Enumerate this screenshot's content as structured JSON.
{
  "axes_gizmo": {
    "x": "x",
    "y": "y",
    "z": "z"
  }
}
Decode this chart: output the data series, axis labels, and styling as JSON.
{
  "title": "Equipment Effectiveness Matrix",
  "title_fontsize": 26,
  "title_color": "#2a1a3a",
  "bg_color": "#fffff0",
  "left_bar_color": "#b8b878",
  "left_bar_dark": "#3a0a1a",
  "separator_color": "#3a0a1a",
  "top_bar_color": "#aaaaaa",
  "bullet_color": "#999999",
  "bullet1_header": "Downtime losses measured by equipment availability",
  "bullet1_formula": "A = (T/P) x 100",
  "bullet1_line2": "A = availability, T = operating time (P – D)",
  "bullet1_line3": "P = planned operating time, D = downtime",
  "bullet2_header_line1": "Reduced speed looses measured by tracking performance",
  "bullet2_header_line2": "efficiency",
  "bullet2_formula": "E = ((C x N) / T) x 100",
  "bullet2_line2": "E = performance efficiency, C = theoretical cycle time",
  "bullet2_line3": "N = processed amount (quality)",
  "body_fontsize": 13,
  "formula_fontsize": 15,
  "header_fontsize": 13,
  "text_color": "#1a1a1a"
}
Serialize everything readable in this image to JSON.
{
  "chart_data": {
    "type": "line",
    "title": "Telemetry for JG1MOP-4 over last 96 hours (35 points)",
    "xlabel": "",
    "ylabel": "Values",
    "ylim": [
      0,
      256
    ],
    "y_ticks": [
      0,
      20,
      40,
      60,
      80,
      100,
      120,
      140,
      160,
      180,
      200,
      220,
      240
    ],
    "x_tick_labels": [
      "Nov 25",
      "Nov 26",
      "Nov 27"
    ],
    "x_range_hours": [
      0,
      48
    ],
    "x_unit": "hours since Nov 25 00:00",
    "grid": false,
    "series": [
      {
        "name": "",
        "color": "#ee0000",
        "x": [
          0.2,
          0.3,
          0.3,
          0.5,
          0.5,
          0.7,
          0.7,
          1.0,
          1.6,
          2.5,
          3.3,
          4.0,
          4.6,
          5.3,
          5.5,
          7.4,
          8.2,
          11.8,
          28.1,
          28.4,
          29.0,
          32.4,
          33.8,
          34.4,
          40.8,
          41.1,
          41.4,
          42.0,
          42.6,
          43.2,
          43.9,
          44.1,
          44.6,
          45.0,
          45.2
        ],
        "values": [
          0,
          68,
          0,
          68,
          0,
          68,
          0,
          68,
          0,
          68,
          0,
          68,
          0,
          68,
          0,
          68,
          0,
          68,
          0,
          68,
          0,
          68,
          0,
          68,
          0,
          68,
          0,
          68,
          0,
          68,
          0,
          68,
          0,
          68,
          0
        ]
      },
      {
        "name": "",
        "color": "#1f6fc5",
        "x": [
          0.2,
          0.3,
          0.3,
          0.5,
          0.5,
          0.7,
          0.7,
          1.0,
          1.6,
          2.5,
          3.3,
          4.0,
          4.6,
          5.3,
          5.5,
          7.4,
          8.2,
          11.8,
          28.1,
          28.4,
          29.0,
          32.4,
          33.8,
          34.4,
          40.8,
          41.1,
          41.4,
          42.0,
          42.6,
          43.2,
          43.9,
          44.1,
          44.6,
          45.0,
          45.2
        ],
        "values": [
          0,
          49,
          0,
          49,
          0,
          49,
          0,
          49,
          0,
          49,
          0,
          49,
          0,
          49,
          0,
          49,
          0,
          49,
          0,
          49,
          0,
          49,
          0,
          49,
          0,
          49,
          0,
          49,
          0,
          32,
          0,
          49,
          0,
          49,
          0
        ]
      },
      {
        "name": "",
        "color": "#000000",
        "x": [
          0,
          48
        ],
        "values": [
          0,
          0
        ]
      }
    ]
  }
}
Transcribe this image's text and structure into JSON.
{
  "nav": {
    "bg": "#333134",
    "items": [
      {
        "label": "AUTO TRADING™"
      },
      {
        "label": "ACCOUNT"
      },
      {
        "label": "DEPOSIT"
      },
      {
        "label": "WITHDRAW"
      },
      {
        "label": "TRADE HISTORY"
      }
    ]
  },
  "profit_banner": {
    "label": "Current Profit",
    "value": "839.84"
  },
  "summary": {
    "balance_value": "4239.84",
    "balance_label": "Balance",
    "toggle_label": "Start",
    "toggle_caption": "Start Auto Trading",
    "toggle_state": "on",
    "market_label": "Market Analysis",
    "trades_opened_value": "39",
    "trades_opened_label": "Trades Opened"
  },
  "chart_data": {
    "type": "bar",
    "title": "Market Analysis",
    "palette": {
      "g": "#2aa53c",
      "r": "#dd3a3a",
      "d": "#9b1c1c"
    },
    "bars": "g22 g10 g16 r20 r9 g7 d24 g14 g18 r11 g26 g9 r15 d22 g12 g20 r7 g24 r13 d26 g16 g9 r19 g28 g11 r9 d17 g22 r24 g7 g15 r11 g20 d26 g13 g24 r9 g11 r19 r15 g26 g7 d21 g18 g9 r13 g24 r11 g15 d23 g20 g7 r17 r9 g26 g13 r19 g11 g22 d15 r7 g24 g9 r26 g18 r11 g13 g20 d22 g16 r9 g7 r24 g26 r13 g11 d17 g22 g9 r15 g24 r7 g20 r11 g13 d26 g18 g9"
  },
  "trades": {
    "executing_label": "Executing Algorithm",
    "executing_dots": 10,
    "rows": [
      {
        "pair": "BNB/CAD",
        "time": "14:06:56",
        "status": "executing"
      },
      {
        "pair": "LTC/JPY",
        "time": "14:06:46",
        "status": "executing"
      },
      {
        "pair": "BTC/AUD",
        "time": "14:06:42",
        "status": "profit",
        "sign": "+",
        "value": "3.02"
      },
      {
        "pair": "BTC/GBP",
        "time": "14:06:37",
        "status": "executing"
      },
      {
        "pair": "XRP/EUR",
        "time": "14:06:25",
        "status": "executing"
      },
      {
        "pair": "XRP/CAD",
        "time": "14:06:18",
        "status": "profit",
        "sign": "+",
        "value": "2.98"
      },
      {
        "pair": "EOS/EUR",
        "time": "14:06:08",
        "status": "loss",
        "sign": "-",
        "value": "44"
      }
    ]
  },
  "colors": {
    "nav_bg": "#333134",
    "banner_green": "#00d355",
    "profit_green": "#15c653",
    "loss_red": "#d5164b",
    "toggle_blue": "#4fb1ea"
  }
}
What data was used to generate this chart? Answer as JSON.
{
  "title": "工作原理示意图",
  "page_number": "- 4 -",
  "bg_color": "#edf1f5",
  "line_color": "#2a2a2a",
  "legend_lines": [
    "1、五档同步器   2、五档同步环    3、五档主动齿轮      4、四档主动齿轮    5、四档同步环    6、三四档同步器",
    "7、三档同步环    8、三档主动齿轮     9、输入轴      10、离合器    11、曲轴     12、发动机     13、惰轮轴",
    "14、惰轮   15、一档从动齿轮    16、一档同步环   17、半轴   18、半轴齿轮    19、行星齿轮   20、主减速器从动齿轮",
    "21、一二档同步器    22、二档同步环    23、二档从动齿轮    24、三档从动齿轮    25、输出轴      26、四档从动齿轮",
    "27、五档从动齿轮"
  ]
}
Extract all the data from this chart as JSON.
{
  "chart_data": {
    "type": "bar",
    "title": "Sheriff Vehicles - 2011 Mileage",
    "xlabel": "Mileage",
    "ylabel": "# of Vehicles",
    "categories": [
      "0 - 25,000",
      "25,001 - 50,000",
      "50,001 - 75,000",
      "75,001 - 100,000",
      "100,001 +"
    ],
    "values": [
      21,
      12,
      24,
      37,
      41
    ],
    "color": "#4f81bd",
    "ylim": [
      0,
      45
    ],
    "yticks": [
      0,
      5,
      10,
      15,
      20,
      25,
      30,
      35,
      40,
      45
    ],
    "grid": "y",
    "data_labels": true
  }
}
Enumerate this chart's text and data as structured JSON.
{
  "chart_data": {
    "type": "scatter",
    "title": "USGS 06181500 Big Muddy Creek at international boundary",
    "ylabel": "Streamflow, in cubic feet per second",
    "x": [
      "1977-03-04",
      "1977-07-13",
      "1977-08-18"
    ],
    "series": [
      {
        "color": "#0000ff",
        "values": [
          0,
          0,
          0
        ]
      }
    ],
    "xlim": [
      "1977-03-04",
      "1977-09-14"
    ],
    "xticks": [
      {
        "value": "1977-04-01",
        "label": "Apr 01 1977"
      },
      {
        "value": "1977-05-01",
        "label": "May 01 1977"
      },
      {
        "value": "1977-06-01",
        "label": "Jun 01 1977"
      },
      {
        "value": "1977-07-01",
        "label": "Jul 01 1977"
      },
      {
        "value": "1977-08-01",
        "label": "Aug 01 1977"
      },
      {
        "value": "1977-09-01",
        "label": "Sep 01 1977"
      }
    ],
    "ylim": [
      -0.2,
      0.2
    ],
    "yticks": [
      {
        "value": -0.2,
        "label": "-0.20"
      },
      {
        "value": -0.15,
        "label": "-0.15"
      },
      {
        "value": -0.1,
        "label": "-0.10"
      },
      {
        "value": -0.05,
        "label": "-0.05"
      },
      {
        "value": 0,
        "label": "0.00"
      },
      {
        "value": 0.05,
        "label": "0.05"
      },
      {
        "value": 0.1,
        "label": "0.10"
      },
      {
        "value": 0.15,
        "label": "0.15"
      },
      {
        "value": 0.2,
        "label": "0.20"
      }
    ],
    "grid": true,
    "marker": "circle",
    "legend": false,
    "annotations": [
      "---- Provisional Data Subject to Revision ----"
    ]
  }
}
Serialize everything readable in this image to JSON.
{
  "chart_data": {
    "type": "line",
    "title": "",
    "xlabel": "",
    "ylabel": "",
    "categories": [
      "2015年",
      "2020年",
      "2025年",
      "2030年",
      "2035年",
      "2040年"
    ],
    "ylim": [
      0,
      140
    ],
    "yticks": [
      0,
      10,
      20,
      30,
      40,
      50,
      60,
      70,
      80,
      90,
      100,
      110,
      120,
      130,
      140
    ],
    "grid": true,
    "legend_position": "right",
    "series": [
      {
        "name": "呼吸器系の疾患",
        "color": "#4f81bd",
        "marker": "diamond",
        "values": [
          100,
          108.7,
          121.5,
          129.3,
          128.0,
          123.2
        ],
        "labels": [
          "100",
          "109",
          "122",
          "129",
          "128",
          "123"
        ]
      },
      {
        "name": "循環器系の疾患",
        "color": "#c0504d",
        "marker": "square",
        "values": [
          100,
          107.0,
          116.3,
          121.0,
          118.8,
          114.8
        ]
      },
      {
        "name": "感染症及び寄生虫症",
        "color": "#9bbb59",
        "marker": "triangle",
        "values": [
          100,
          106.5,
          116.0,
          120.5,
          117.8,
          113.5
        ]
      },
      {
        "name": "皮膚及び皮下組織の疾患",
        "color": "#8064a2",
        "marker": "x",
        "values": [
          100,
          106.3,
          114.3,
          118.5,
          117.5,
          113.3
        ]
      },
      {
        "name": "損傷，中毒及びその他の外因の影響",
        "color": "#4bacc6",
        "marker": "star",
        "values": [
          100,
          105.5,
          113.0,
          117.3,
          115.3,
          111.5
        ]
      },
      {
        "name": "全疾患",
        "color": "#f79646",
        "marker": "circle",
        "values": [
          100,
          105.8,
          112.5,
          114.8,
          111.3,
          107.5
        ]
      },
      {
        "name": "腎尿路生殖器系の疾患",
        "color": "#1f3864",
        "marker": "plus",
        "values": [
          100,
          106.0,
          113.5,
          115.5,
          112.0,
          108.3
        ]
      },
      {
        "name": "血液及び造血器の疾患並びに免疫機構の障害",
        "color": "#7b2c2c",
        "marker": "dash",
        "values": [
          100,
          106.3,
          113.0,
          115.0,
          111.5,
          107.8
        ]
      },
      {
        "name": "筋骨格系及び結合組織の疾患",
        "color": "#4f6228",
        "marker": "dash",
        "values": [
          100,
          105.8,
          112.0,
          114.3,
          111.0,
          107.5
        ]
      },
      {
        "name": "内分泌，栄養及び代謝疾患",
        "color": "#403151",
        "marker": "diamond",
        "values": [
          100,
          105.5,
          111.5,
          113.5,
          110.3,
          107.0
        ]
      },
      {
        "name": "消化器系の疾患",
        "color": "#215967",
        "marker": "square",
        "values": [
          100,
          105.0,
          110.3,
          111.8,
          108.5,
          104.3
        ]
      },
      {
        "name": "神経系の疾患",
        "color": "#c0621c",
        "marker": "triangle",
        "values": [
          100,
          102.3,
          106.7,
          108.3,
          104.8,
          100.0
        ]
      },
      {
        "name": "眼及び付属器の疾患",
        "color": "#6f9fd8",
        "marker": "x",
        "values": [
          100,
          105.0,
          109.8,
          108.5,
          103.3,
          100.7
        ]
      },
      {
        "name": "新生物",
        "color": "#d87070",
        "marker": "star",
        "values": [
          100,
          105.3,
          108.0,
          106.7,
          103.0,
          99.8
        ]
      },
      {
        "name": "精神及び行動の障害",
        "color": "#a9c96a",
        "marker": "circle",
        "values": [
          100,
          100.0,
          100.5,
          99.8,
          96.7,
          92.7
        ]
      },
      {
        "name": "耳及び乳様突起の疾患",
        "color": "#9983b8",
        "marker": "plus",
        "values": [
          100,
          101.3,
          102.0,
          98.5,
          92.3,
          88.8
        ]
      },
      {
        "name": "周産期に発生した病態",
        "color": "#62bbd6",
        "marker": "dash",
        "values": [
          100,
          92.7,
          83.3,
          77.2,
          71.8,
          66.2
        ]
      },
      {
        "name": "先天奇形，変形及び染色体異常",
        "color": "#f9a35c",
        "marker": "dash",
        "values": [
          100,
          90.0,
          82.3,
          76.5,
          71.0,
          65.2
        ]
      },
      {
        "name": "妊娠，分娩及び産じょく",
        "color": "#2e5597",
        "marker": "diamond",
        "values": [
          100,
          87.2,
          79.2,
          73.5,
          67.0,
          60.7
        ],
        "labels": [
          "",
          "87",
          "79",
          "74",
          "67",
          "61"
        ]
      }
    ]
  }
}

========================================

» Exercise brief
Isolate the lines that hold the word "pair" and copy all of them.

» Exercise answer
        "pair": "BNB/CAD",
        "pair": "LTC/JPY",
        "pair": "BTC/AUD",
        "pair": "BTC/GBP",
        "pair": "XRP/EUR",
        "pair": "XRP/CAD",
        "pair": "EOS/EUR",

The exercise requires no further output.